⟨

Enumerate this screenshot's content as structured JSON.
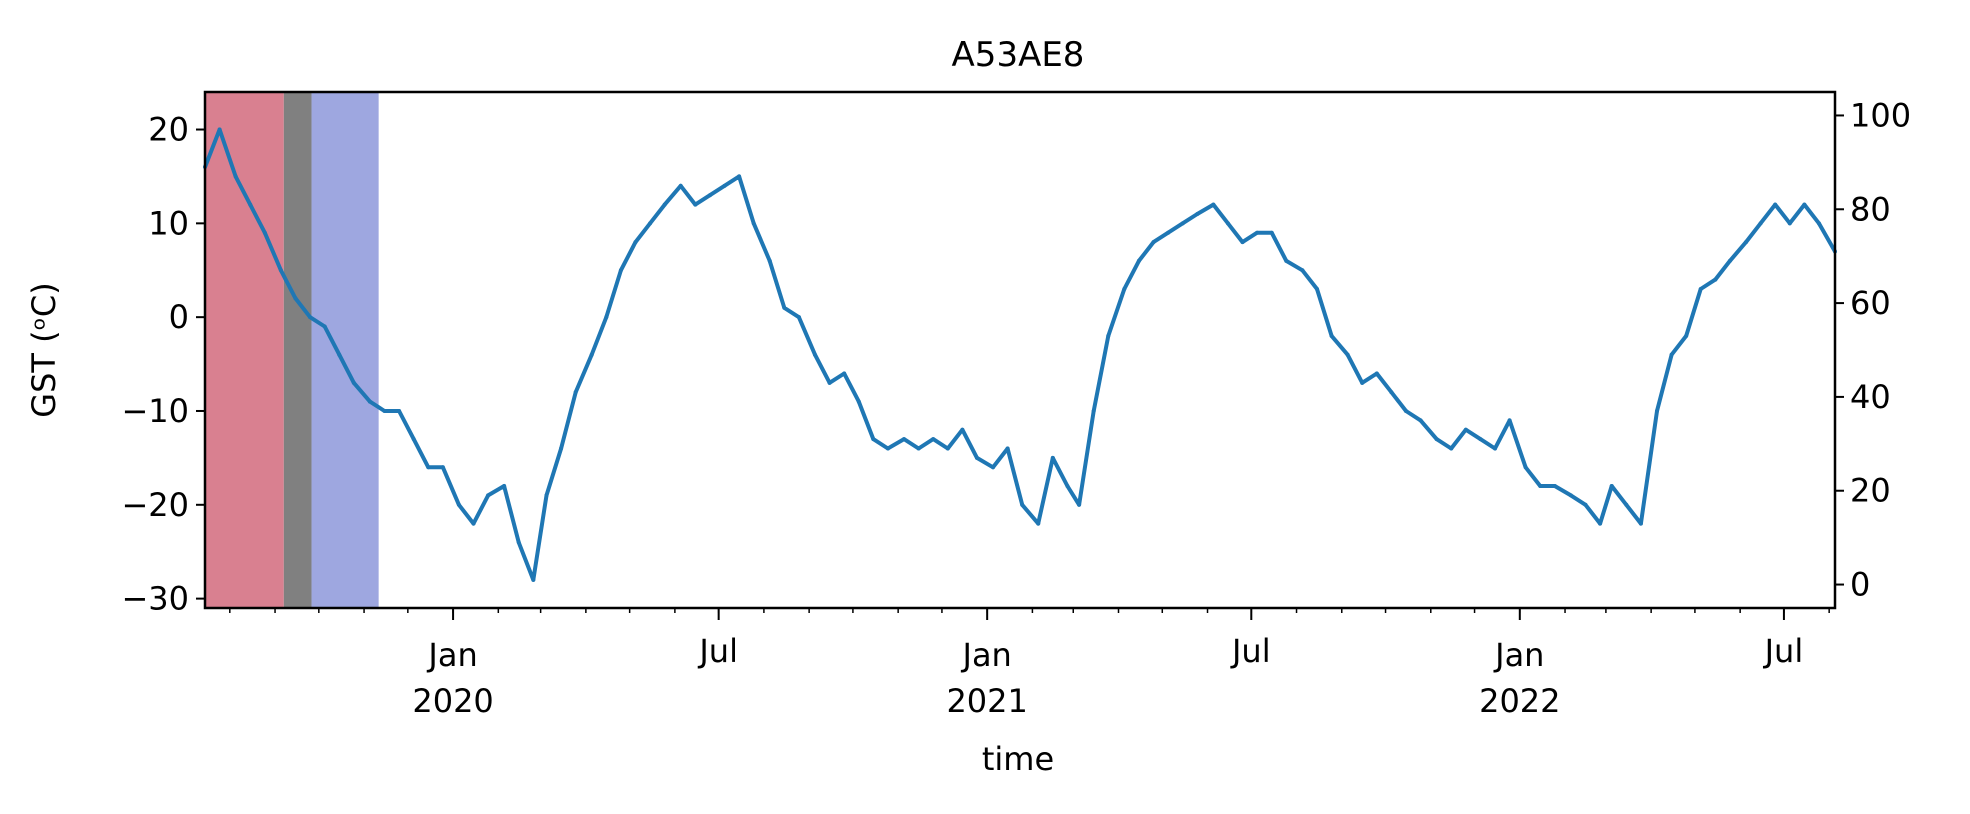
{
  "chart_data": {
    "type": "line",
    "title": "A53AE8",
    "xlabel": "time",
    "ylabel": "GST (ᵒC)",
    "ylim": [
      -31,
      24
    ],
    "y2lim": [
      -5,
      105
    ],
    "x_range": [
      "2019-07-15",
      "2022-08-05"
    ],
    "yticks": [
      -30,
      -20,
      -10,
      0,
      10,
      20
    ],
    "y2ticks": [
      0,
      20,
      40,
      60,
      80,
      100
    ],
    "xticks": [
      {
        "date": "2020-01-01",
        "label": "Jan",
        "year": "2020"
      },
      {
        "date": "2020-07-01",
        "label": "Jul",
        "year": ""
      },
      {
        "date": "2021-01-01",
        "label": "Jan",
        "year": "2021"
      },
      {
        "date": "2021-07-01",
        "label": "Jul",
        "year": ""
      },
      {
        "date": "2022-01-01",
        "label": "Jan",
        "year": "2022"
      },
      {
        "date": "2022-07-01",
        "label": "Jul",
        "year": ""
      }
    ],
    "shaded_spans": [
      {
        "start": "2019-07-15",
        "end": "2019-09-07",
        "color": "#d98090"
      },
      {
        "start": "2019-09-07",
        "end": "2019-09-26",
        "color": "#808080"
      },
      {
        "start": "2019-09-26",
        "end": "2019-11-11",
        "color": "#9ea7e0"
      }
    ],
    "series": [
      {
        "color": "#1f77b4",
        "x": [
          "2019-07-15",
          "2019-07-25",
          "2019-08-05",
          "2019-08-15",
          "2019-08-25",
          "2019-09-05",
          "2019-09-15",
          "2019-09-25",
          "2019-10-05",
          "2019-10-15",
          "2019-10-25",
          "2019-11-05",
          "2019-11-15",
          "2019-11-25",
          "2019-12-05",
          "2019-12-15",
          "2019-12-25",
          "2020-01-05",
          "2020-01-15",
          "2020-01-25",
          "2020-02-05",
          "2020-02-15",
          "2020-02-25",
          "2020-03-05",
          "2020-03-15",
          "2020-03-25",
          "2020-04-05",
          "2020-04-15",
          "2020-04-25",
          "2020-05-05",
          "2020-05-15",
          "2020-05-25",
          "2020-06-05",
          "2020-06-15",
          "2020-06-25",
          "2020-07-05",
          "2020-07-15",
          "2020-07-25",
          "2020-08-05",
          "2020-08-15",
          "2020-08-25",
          "2020-09-05",
          "2020-09-15",
          "2020-09-25",
          "2020-10-05",
          "2020-10-15",
          "2020-10-25",
          "2020-11-05",
          "2020-11-15",
          "2020-11-25",
          "2020-12-05",
          "2020-12-15",
          "2020-12-25",
          "2021-01-05",
          "2021-01-15",
          "2021-01-25",
          "2021-02-05",
          "2021-02-15",
          "2021-02-25",
          "2021-03-05",
          "2021-03-15",
          "2021-03-25",
          "2021-04-05",
          "2021-04-15",
          "2021-04-25",
          "2021-05-05",
          "2021-05-15",
          "2021-05-25",
          "2021-06-05",
          "2021-06-15",
          "2021-06-25",
          "2021-07-05",
          "2021-07-15",
          "2021-07-25",
          "2021-08-05",
          "2021-08-15",
          "2021-08-25",
          "2021-09-05",
          "2021-09-15",
          "2021-09-25",
          "2021-10-05",
          "2021-10-15",
          "2021-10-25",
          "2021-11-05",
          "2021-11-15",
          "2021-11-25",
          "2021-12-05",
          "2021-12-15",
          "2021-12-25",
          "2022-01-05",
          "2022-01-15",
          "2022-01-25",
          "2022-02-05",
          "2022-02-15",
          "2022-02-25",
          "2022-03-05",
          "2022-03-15",
          "2022-03-25",
          "2022-04-05",
          "2022-04-15",
          "2022-04-25",
          "2022-05-05",
          "2022-05-15",
          "2022-05-25",
          "2022-06-05",
          "2022-06-15",
          "2022-06-25",
          "2022-07-05",
          "2022-07-15",
          "2022-07-25",
          "2022-08-05"
        ],
        "y": [
          16,
          20,
          15,
          12,
          9,
          5,
          2,
          0,
          -1,
          -4,
          -7,
          -9,
          -10,
          -10,
          -13,
          -16,
          -16,
          -20,
          -22,
          -19,
          -18,
          -24,
          -28,
          -19,
          -14,
          -8,
          -4,
          0,
          5,
          8,
          10,
          12,
          14,
          12,
          13,
          14,
          15,
          10,
          6,
          1,
          0,
          -4,
          -7,
          -6,
          -9,
          -13,
          -14,
          -13,
          -14,
          -13,
          -14,
          -12,
          -15,
          -16,
          -14,
          -20,
          -22,
          -15,
          -18,
          -20,
          -10,
          -2,
          3,
          6,
          8,
          9,
          10,
          11,
          12,
          10,
          8,
          9,
          9,
          6,
          5,
          3,
          -2,
          -4,
          -7,
          -6,
          -8,
          -10,
          -11,
          -13,
          -14,
          -12,
          -13,
          -14,
          -11,
          -16,
          -18,
          -18,
          -19,
          -20,
          -22,
          -18,
          -20,
          -22,
          -10,
          -4,
          -2,
          3,
          4,
          6,
          8,
          10,
          12,
          10,
          12,
          10,
          7
        ]
      }
    ]
  }
}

⟩

WHAT TO WORK ON ::
Print the complete listing exactly as it stands, without its pictures.

RESULT ::
Enumerate this screenshot's content as structured JSON.
{
  "chart_data": {
    "type": "line",
    "title": "A53AE8",
    "xlabel": "time",
    "ylabel": "GST (ᵒC)",
    "ylim": [
      -31,
      24
    ],
    "y2lim": [
      -5,
      105
    ],
    "x_range": [
      "2019-07-15",
      "2022-08-05"
    ],
    "yticks": [
      -30,
      -20,
      -10,
      0,
      10,
      20
    ],
    "y2ticks": [
      0,
      20,
      40,
      60,
      80,
      100
    ],
    "xticks": [
      {
        "date": "2020-01-01",
        "label": "Jan",
        "year": "2020"
      },
      {
        "date": "2020-07-01",
        "label": "Jul",
        "year": ""
      },
      {
        "date": "2021-01-01",
        "label": "Jan",
        "year": "2021"
      },
      {
        "date": "2021-07-01",
        "label": "Jul",
        "year": ""
      },
      {
        "date": "2022-01-01",
        "label": "Jan",
        "year": "2022"
      },
      {
        "date": "2022-07-01",
        "label": "Jul",
        "year": ""
      }
    ],
    "shaded_spans": [
      {
        "start": "2019-07-15",
        "end": "2019-09-07",
        "color": "#d98090"
      },
      {
        "start": "2019-09-07",
        "end": "2019-09-26",
        "color": "#808080"
      },
      {
        "start": "2019-09-26",
        "end": "2019-11-11",
        "color": "#9ea7e0"
      }
    ],
    "series": [
      {
        "color": "#1f77b4",
        "x": [
          "2019-07-15",
          "2019-07-25",
          "2019-08-05",
          "2019-08-15",
          "2019-08-25",
          "2019-09-05",
          "2019-09-15",
          "2019-09-25",
          "2019-10-05",
          "2019-10-15",
          "2019-10-25",
          "2019-11-05",
          "2019-11-15",
          "2019-11-25",
          "2019-12-05",
          "2019-12-15",
          "2019-12-25",
          "2020-01-05",
          "2020-01-15",
          "2020-01-25",
          "2020-02-05",
          "2020-02-15",
          "2020-02-25",
          "2020-03-05",
          "2020-03-15",
          "2020-03-25",
          "2020-04-05",
          "2020-04-15",
          "2020-04-25",
          "2020-05-05",
          "2020-05-15",
          "2020-05-25",
          "2020-06-05",
          "2020-06-15",
          "2020-06-25",
          "2020-07-05",
          "2020-07-15",
          "2020-07-25",
          "2020-08-05",
          "2020-08-15",
          "2020-08-25",
          "2020-09-05",
          "2020-09-15",
          "2020-09-25",
          "2020-10-05",
          "2020-10-15",
          "2020-10-25",
          "2020-11-05",
          "2020-11-15",
          "2020-11-25",
          "2020-12-05",
          "2020-12-15",
          "2020-12-25",
          "2021-01-05",
          "2021-01-15",
          "2021-01-25",
          "2021-02-05",
          "2021-02-15",
          "2021-02-25",
          "2021-03-05",
          "2021-03-15",
          "2021-03-25",
          "2021-04-05",
          "2021-04-15",
          "2021-04-25",
          "2021-05-05",
          "2021-05-15",
          "2021-05-25",
          "2021-06-05",
          "2021-06-15",
          "2021-06-25",
          "2021-07-05",
          "2021-07-15",
          "2021-07-25",
          "2021-08-05",
          "2021-08-15",
          "2021-08-25",
          "2021-09-05",
          "2021-09-15",
          "2021-09-25",
          "2021-10-05",
          "2021-10-15",
          "2021-10-25",
          "2021-11-05",
          "2021-11-15",
          "2021-11-25",
          "2021-12-05",
          "2021-12-15",
          "2021-12-25",
          "2022-01-05",
          "2022-01-15",
          "2022-01-25",
          "2022-02-05",
          "2022-02-15",
          "2022-02-25",
          "2022-03-05",
          "2022-03-15",
          "2022-03-25",
          "2022-04-05",
          "2022-04-15",
          "2022-04-25",
          "2022-05-05",
          "2022-05-15",
          "2022-05-25",
          "2022-06-05",
          "2022-06-15",
          "2022-06-25",
          "2022-07-05",
          "2022-07-15",
          "2022-07-25",
          "2022-08-05"
        ],
        "y": [
          16,
          20,
          15,
          12,
          9,
          5,
          2,
          0,
          -1,
          -4,
          -7,
          -9,
          -10,
          -10,
          -13,
          -16,
          -16,
          -20,
          -22,
          -19,
          -18,
          -24,
          -28,
          -19,
          -14,
          -8,
          -4,
          0,
          5,
          8,
          10,
          12,
          14,
          12,
          13,
          14,
          15,
          10,
          6,
          1,
          0,
          -4,
          -7,
          -6,
          -9,
          -13,
          -14,
          -13,
          -14,
          -13,
          -14,
          -12,
          -15,
          -16,
          -14,
          -20,
          -22,
          -15,
          -18,
          -20,
          -10,
          -2,
          3,
          6,
          8,
          9,
          10,
          11,
          12,
          10,
          8,
          9,
          9,
          6,
          5,
          3,
          -2,
          -4,
          -7,
          -6,
          -8,
          -10,
          -11,
          -13,
          -14,
          -12,
          -13,
          -14,
          -11,
          -16,
          -18,
          -18,
          -19,
          -20,
          -22,
          -18,
          -20,
          -22,
          -10,
          -4,
          -2,
          3,
          4,
          6,
          8,
          10,
          12,
          10,
          12,
          10,
          7
        ]
      }
    ]
  }
}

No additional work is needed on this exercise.